* **The problem**: Retype the data that follows line by line, exactly, and leave its pictures out.

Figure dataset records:
- - - - - - -
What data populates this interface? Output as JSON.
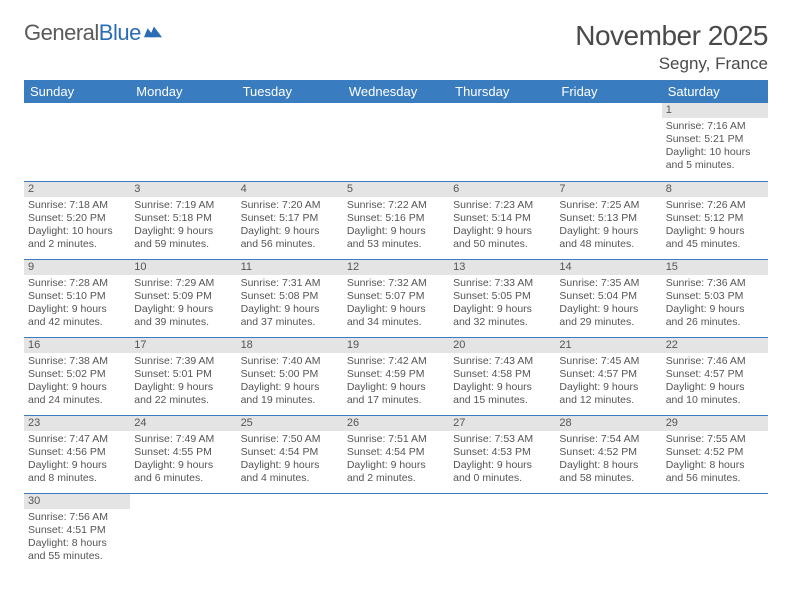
{
  "logo": {
    "text1": "General",
    "text2": "Blue",
    "mark_color": "#2a6db5"
  },
  "title": {
    "month": "November 2025",
    "location": "Segny, France"
  },
  "colors": {
    "header_bg": "#3a7cc0",
    "header_text": "#ffffff",
    "daybar_bg": "#e4e4e4",
    "cell_border": "#3a7cc0",
    "text": "#555555",
    "title_text": "#4a4a4a"
  },
  "typography": {
    "body_fontsize": 10.5,
    "header_fontsize": 13,
    "title_fontsize": 28,
    "location_fontsize": 17
  },
  "daysOfWeek": [
    "Sunday",
    "Monday",
    "Tuesday",
    "Wednesday",
    "Thursday",
    "Friday",
    "Saturday"
  ],
  "weeks": [
    [
      null,
      null,
      null,
      null,
      null,
      null,
      {
        "n": "1",
        "sunrise": "7:16 AM",
        "sunset": "5:21 PM",
        "daylight": "10 hours and 5 minutes."
      }
    ],
    [
      {
        "n": "2",
        "sunrise": "7:18 AM",
        "sunset": "5:20 PM",
        "daylight": "10 hours and 2 minutes."
      },
      {
        "n": "3",
        "sunrise": "7:19 AM",
        "sunset": "5:18 PM",
        "daylight": "9 hours and 59 minutes."
      },
      {
        "n": "4",
        "sunrise": "7:20 AM",
        "sunset": "5:17 PM",
        "daylight": "9 hours and 56 minutes."
      },
      {
        "n": "5",
        "sunrise": "7:22 AM",
        "sunset": "5:16 PM",
        "daylight": "9 hours and 53 minutes."
      },
      {
        "n": "6",
        "sunrise": "7:23 AM",
        "sunset": "5:14 PM",
        "daylight": "9 hours and 50 minutes."
      },
      {
        "n": "7",
        "sunrise": "7:25 AM",
        "sunset": "5:13 PM",
        "daylight": "9 hours and 48 minutes."
      },
      {
        "n": "8",
        "sunrise": "7:26 AM",
        "sunset": "5:12 PM",
        "daylight": "9 hours and 45 minutes."
      }
    ],
    [
      {
        "n": "9",
        "sunrise": "7:28 AM",
        "sunset": "5:10 PM",
        "daylight": "9 hours and 42 minutes."
      },
      {
        "n": "10",
        "sunrise": "7:29 AM",
        "sunset": "5:09 PM",
        "daylight": "9 hours and 39 minutes."
      },
      {
        "n": "11",
        "sunrise": "7:31 AM",
        "sunset": "5:08 PM",
        "daylight": "9 hours and 37 minutes."
      },
      {
        "n": "12",
        "sunrise": "7:32 AM",
        "sunset": "5:07 PM",
        "daylight": "9 hours and 34 minutes."
      },
      {
        "n": "13",
        "sunrise": "7:33 AM",
        "sunset": "5:05 PM",
        "daylight": "9 hours and 32 minutes."
      },
      {
        "n": "14",
        "sunrise": "7:35 AM",
        "sunset": "5:04 PM",
        "daylight": "9 hours and 29 minutes."
      },
      {
        "n": "15",
        "sunrise": "7:36 AM",
        "sunset": "5:03 PM",
        "daylight": "9 hours and 26 minutes."
      }
    ],
    [
      {
        "n": "16",
        "sunrise": "7:38 AM",
        "sunset": "5:02 PM",
        "daylight": "9 hours and 24 minutes."
      },
      {
        "n": "17",
        "sunrise": "7:39 AM",
        "sunset": "5:01 PM",
        "daylight": "9 hours and 22 minutes."
      },
      {
        "n": "18",
        "sunrise": "7:40 AM",
        "sunset": "5:00 PM",
        "daylight": "9 hours and 19 minutes."
      },
      {
        "n": "19",
        "sunrise": "7:42 AM",
        "sunset": "4:59 PM",
        "daylight": "9 hours and 17 minutes."
      },
      {
        "n": "20",
        "sunrise": "7:43 AM",
        "sunset": "4:58 PM",
        "daylight": "9 hours and 15 minutes."
      },
      {
        "n": "21",
        "sunrise": "7:45 AM",
        "sunset": "4:57 PM",
        "daylight": "9 hours and 12 minutes."
      },
      {
        "n": "22",
        "sunrise": "7:46 AM",
        "sunset": "4:57 PM",
        "daylight": "9 hours and 10 minutes."
      }
    ],
    [
      {
        "n": "23",
        "sunrise": "7:47 AM",
        "sunset": "4:56 PM",
        "daylight": "9 hours and 8 minutes."
      },
      {
        "n": "24",
        "sunrise": "7:49 AM",
        "sunset": "4:55 PM",
        "daylight": "9 hours and 6 minutes."
      },
      {
        "n": "25",
        "sunrise": "7:50 AM",
        "sunset": "4:54 PM",
        "daylight": "9 hours and 4 minutes."
      },
      {
        "n": "26",
        "sunrise": "7:51 AM",
        "sunset": "4:54 PM",
        "daylight": "9 hours and 2 minutes."
      },
      {
        "n": "27",
        "sunrise": "7:53 AM",
        "sunset": "4:53 PM",
        "daylight": "9 hours and 0 minutes."
      },
      {
        "n": "28",
        "sunrise": "7:54 AM",
        "sunset": "4:52 PM",
        "daylight": "8 hours and 58 minutes."
      },
      {
        "n": "29",
        "sunrise": "7:55 AM",
        "sunset": "4:52 PM",
        "daylight": "8 hours and 56 minutes."
      }
    ],
    [
      {
        "n": "30",
        "sunrise": "7:56 AM",
        "sunset": "4:51 PM",
        "daylight": "8 hours and 55 minutes."
      },
      null,
      null,
      null,
      null,
      null,
      null
    ]
  ],
  "labels": {
    "sunrise": "Sunrise: ",
    "sunset": "Sunset: ",
    "daylight": "Daylight: "
  }
}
- - - - - - -
* **Written answer**:
What data populates this interface? Output as JSON.
{
  "logo": {
    "text1": "General",
    "text2": "Blue",
    "mark_color": "#2a6db5"
  },
  "title": {
    "month": "November 2025",
    "location": "Segny, France"
  },
  "colors": {
    "header_bg": "#3a7cc0",
    "header_text": "#ffffff",
    "daybar_bg": "#e4e4e4",
    "cell_border": "#3a7cc0",
    "text": "#555555",
    "title_text": "#4a4a4a"
  },
  "typography": {
    "body_fontsize": 10.5,
    "header_fontsize": 13,
    "title_fontsize": 28,
    "location_fontsize": 17
  },
  "daysOfWeek": [
    "Sunday",
    "Monday",
    "Tuesday",
    "Wednesday",
    "Thursday",
    "Friday",
    "Saturday"
  ],
  "weeks": [
    [
      null,
      null,
      null,
      null,
      null,
      null,
      {
        "n": "1",
        "sunrise": "7:16 AM",
        "sunset": "5:21 PM",
        "daylight": "10 hours and 5 minutes."
      }
    ],
    [
      {
        "n": "2",
        "sunrise": "7:18 AM",
        "sunset": "5:20 PM",
        "daylight": "10 hours and 2 minutes."
      },
      {
        "n": "3",
        "sunrise": "7:19 AM",
        "sunset": "5:18 PM",
        "daylight": "9 hours and 59 minutes."
      },
      {
        "n": "4",
        "sunrise": "7:20 AM",
        "sunset": "5:17 PM",
        "daylight": "9 hours and 56 minutes."
      },
      {
        "n": "5",
        "sunrise": "7:22 AM",
        "sunset": "5:16 PM",
        "daylight": "9 hours and 53 minutes."
      },
      {
        "n": "6",
        "sunrise": "7:23 AM",
        "sunset": "5:14 PM",
        "daylight": "9 hours and 50 minutes."
      },
      {
        "n": "7",
        "sunrise": "7:25 AM",
        "sunset": "5:13 PM",
        "daylight": "9 hours and 48 minutes."
      },
      {
        "n": "8",
        "sunrise": "7:26 AM",
        "sunset": "5:12 PM",
        "daylight": "9 hours and 45 minutes."
      }
    ],
    [
      {
        "n": "9",
        "sunrise": "7:28 AM",
        "sunset": "5:10 PM",
        "daylight": "9 hours and 42 minutes."
      },
      {
        "n": "10",
        "sunrise": "7:29 AM",
        "sunset": "5:09 PM",
        "daylight": "9 hours and 39 minutes."
      },
      {
        "n": "11",
        "sunrise": "7:31 AM",
        "sunset": "5:08 PM",
        "daylight": "9 hours and 37 minutes."
      },
      {
        "n": "12",
        "sunrise": "7:32 AM",
        "sunset": "5:07 PM",
        "daylight": "9 hours and 34 minutes."
      },
      {
        "n": "13",
        "sunrise": "7:33 AM",
        "sunset": "5:05 PM",
        "daylight": "9 hours and 32 minutes."
      },
      {
        "n": "14",
        "sunrise": "7:35 AM",
        "sunset": "5:04 PM",
        "daylight": "9 hours and 29 minutes."
      },
      {
        "n": "15",
        "sunrise": "7:36 AM",
        "sunset": "5:03 PM",
        "daylight": "9 hours and 26 minutes."
      }
    ],
    [
      {
        "n": "16",
        "sunrise": "7:38 AM",
        "sunset": "5:02 PM",
        "daylight": "9 hours and 24 minutes."
      },
      {
        "n": "17",
        "sunrise": "7:39 AM",
        "sunset": "5:01 PM",
        "daylight": "9 hours and 22 minutes."
      },
      {
        "n": "18",
        "sunrise": "7:40 AM",
        "sunset": "5:00 PM",
        "daylight": "9 hours and 19 minutes."
      },
      {
        "n": "19",
        "sunrise": "7:42 AM",
        "sunset": "4:59 PM",
        "daylight": "9 hours and 17 minutes."
      },
      {
        "n": "20",
        "sunrise": "7:43 AM",
        "sunset": "4:58 PM",
        "daylight": "9 hours and 15 minutes."
      },
      {
        "n": "21",
        "sunrise": "7:45 AM",
        "sunset": "4:57 PM",
        "daylight": "9 hours and 12 minutes."
      },
      {
        "n": "22",
        "sunrise": "7:46 AM",
        "sunset": "4:57 PM",
        "daylight": "9 hours and 10 minutes."
      }
    ],
    [
      {
        "n": "23",
        "sunrise": "7:47 AM",
        "sunset": "4:56 PM",
        "daylight": "9 hours and 8 minutes."
      },
      {
        "n": "24",
        "sunrise": "7:49 AM",
        "sunset": "4:55 PM",
        "daylight": "9 hours and 6 minutes."
      },
      {
        "n": "25",
        "sunrise": "7:50 AM",
        "sunset": "4:54 PM",
        "daylight": "9 hours and 4 minutes."
      },
      {
        "n": "26",
        "sunrise": "7:51 AM",
        "sunset": "4:54 PM",
        "daylight": "9 hours and 2 minutes."
      },
      {
        "n": "27",
        "sunrise": "7:53 AM",
        "sunset": "4:53 PM",
        "daylight": "9 hours and 0 minutes."
      },
      {
        "n": "28",
        "sunrise": "7:54 AM",
        "sunset": "4:52 PM",
        "daylight": "8 hours and 58 minutes."
      },
      {
        "n": "29",
        "sunrise": "7:55 AM",
        "sunset": "4:52 PM",
        "daylight": "8 hours and 56 minutes."
      }
    ],
    [
      {
        "n": "30",
        "sunrise": "7:56 AM",
        "sunset": "4:51 PM",
        "daylight": "8 hours and 55 minutes."
      },
      null,
      null,
      null,
      null,
      null,
      null
    ]
  ],
  "labels": {
    "sunrise": "Sunrise: ",
    "sunset": "Sunset: ",
    "daylight": "Daylight: "
  }
}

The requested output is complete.